• _Trecho da fonte_:
○ ○ ○ ○ ○

Ouro e soja: produtos amarelados, tipo exportação, cujos destinos se entrecruzam nos continentes europeu e asiático, violando direitos de milhares de famílias indígenas brasileiras pelo caminho
O Brasil e mundo continuam estarrecidos com as imagens de crianças e adultos Yanomami esquálidos, sem músculos e sem saúde. Muitos sem a própria vida. Resultado da invasão, do apossamento e da exploração ilegal e criminosa da terra tradicional desse povo por meio da garimpagem em larga escala, empresarialmente financiada e governamentalmente protegida.
Como revelado pelo relatório Violência contra os povos indígenas no Brasil – dados de 2021, divulgado pelo Conselho Indigenista Missionário (Cimi), o que ocorre com o povo Yanomami não é um caso isolado. De acordo com o estudo, foram registrados, naquele ano, 305 casos de violência com invasões possessórias, exploração ilegal de recursos naturais e danos diversos ao patrimônio em 225 terras indígenas.
Paradoxalmente, o direito fundamental dos povos indígenas ao usufruto exclusivo de suas terras tradicionalmente ocupadas é devidamente registrado, reconhecido e protegido nos termos do artigo 231 da Carta Magna do Estado brasileiro. Este, ainda de acordo com o artigo 231, tem o dever de proteger tais terras, que são bens da União, conforme apregoa o artigo 20 da mesma Constituição.
Se na região norte do Brasil a mineração do ouro é o principal vetor de invasão e exploração ilegal das terras indígenas, na região sul o mecanismo criminoso que se destaca são os arrendamentos para produção de soja.
Nos últimos dias, vieram a público informações sobre a ocorrência de casos de desnutrição e até mortes de crianças na Terra Indígena (TI) Guarita, tradicionalmente ocupada pelo povo Kaingang, no Rio Grande do Sul. Para além da omissão relativa ao atendimento à saúde, são de conhecimento notório os conflitos decorrentes do uso e exploração ilegal da terra em questão por não indígenas da região, especialmente com a produção de soja.
A exemplo do que ocorre com os Yanomami em razão da exploração garimpeira, famílias Kaingang, em função do arrendamento de suas terras, são expropriadas e ficam sem espaço até mesmo para cultivar pequenas hortas ao redor de suas casas. O mercúrio usado pelos criminosos na extração do ouro na terra Yanomami dá lugar ao glifosato e a tantos outros agrotóxicos, semanalmente aspergidos sobre a oleoginosa e que contaminam as águas consumidas pelos Kaingang.

○ ○ ○ ○ ○

• _Dados fornecidos_:
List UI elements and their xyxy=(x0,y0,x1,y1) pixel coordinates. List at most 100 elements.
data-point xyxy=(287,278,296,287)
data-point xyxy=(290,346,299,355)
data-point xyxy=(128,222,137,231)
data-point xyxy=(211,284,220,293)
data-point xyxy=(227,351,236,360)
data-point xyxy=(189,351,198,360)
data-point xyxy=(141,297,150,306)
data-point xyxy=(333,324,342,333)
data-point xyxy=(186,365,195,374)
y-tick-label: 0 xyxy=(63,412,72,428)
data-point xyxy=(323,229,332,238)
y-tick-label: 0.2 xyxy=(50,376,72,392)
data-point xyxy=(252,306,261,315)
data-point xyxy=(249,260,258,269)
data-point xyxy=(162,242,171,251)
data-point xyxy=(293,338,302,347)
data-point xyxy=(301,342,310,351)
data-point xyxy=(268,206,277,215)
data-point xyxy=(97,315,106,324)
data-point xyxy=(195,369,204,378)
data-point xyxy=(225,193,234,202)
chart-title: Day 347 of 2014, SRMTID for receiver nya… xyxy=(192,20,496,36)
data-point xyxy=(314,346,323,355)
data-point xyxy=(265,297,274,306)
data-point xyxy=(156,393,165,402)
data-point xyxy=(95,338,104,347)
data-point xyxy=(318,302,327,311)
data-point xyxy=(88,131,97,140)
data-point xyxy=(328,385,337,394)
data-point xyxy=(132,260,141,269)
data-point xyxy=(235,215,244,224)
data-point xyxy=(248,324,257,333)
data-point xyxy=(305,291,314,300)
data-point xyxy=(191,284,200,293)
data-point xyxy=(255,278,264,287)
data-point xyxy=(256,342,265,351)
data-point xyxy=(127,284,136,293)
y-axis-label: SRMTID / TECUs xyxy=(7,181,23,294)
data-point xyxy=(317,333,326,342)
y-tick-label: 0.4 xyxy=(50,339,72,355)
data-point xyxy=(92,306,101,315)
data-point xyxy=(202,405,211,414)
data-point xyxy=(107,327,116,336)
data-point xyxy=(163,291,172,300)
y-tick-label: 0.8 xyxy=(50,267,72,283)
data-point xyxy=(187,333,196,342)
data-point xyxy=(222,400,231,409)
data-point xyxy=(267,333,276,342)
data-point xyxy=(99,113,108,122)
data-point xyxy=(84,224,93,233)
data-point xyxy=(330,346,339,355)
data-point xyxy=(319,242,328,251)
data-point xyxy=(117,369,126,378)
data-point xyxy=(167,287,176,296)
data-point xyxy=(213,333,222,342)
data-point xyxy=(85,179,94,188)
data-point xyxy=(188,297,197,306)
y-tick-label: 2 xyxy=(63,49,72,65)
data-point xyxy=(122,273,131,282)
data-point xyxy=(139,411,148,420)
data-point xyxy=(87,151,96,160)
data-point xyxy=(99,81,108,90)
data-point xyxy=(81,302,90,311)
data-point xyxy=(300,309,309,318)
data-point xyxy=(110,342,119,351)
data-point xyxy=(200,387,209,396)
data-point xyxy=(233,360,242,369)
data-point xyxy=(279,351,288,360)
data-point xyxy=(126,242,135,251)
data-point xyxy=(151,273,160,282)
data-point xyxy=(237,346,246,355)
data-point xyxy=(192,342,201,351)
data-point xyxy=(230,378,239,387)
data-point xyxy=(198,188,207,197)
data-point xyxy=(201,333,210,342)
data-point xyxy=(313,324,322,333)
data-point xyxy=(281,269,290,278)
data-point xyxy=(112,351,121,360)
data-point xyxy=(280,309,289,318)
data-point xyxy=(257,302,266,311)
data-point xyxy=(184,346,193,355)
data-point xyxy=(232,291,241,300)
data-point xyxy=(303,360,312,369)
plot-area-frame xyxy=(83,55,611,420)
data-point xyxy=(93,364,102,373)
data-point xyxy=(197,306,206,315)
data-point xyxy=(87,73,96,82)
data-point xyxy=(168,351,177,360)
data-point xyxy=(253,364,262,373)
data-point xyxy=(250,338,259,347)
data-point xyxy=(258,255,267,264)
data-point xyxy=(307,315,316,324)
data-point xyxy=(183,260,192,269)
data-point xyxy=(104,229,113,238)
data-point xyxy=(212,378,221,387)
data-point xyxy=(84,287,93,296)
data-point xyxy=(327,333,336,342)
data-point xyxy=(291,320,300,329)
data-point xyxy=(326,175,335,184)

○ ○ ○ ○ ○

• _O que fazer_:
1. Segundo o texto sobre as terras indígenas, quais tipos de violência o relatório do Cimi registrou em 2021? Liste todos.
2. Substitua "Rio Grande do Sul" por "Paraná" e reescreva o texto sobre as terras indígenas desde "Nos últimos dias, vieram" até "com a produção de soja.".
3. Por favor, prolongue o texto sobre as terras indígenas a partir do ponto em que ele termina.

• _As respostas_:
1.
- Invasões possessórias
- Exploração ilegal de recursos naturais
- Danos diversos ao patrimônio

2.
Nos últimos dias, vieram a público informações sobre a ocorrência de casos de desnutrição e até mortes de crianças na Terra Indígena (TI) Guarita, tradicionalmente ocupada pelo povo Kaingang, no Paraná. Para além da omissão relativa ao atendimento à saúde, são de conhecimento notório os conflitos decorrentes do uso e exploração ilegal da terra em questão por não indígenas da região, especialmente com a produção de soja.

3.
Como sabemos, do mesmo modo que o garimpo e suas consequências não são uma exclusividade da terra Yanomami na região norte, o arrendamento e a produção de soja também não são uma exclusividade da terra Guarita na região sul do país.
Ouro e soja. Produtos amarelados, tipo exportação, cujos destinos se entrecruzam pelos caminhos dos continentes europeu e asiático e que marcam negativamente a existência de milhares de famílias indígenas brasileiras.
A superação dessas mazelas vivenciadas pelos povos indígenas Brasil afora passa, necessariamente, pela expulsão dos garimpeiros e arrendatários não indígenas e pela efetiva proteção desses territórios, para que sejam usufruídos exclusivamente pelos povos que tradicionalmente os ocupam, nos estritos termos determinados pelo artigo 231 já citado.
Para além disso, espera-se também que o governo recém-eleito adote medidas urgentes e inovadoras que possibilitem, inclusive, o financiamento a fundo perdido da produção, coleta e comercialização de alimentos, artesanatos e outras formas de subsistência, de acordo com os usos e costumes de cada povo indígena em nosso país.
Os bilionários e recorrentes subsídios do Estado brasileiro aos latifundiários por meio dos financiamentos contratados via “Planos Safras” anuais têm servido para fomentar, incentivar e potencializar o assédio, a invasão e a exploração criminosa das terras indígenas no Brasil. Está no tempo do Estado brasileiro subsidiar as formas próprias de subsistência dos povos indígenas de nosso país.
Somente assim haverá condições, subjetivas e objetivas, para se extirpar o garimpo e o arrendamento, as duas faces da mesma moeda da exploração criminosa das terras indígenas no Brasil.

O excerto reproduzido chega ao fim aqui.